Records shown:
--*--
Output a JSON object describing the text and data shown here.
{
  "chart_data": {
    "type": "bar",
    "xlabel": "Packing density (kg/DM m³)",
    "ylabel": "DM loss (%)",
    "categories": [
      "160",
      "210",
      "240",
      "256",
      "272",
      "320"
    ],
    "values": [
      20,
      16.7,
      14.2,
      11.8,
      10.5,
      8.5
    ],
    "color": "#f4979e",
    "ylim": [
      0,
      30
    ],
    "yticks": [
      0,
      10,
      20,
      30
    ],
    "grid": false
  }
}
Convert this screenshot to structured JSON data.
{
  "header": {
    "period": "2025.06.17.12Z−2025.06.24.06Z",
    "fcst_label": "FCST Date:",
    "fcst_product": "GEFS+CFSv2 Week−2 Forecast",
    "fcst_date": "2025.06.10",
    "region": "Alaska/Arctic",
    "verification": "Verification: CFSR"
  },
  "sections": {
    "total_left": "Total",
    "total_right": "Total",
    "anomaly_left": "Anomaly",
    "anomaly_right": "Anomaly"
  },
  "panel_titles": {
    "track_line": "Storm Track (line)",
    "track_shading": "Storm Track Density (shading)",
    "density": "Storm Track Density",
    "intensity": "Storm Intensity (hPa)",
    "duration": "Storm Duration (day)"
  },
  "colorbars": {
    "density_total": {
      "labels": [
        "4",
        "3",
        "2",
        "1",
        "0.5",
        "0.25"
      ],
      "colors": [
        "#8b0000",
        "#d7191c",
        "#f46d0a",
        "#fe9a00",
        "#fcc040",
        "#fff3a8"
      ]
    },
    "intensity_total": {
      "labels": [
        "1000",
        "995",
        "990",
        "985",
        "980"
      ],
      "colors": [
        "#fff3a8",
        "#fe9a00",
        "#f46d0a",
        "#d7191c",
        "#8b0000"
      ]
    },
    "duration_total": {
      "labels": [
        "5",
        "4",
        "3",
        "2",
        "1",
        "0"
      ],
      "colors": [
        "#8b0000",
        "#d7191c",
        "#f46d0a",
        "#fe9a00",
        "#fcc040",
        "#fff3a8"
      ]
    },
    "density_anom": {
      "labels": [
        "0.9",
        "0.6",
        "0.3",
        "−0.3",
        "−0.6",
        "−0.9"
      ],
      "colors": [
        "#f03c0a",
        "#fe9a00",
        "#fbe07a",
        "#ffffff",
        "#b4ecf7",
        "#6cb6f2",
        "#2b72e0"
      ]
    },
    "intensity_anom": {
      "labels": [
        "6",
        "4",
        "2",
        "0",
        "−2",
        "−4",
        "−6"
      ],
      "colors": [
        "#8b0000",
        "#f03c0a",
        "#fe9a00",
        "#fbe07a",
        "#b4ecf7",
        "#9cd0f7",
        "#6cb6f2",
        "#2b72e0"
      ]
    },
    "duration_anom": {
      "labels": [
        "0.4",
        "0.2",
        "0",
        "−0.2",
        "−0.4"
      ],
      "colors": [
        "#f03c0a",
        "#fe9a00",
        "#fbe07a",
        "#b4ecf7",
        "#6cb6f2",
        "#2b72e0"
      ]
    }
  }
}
--*--
Your instructions:
Find every line in the records that has the string "Storm", then state how many there are and nothing else.

Result of the exercise:
5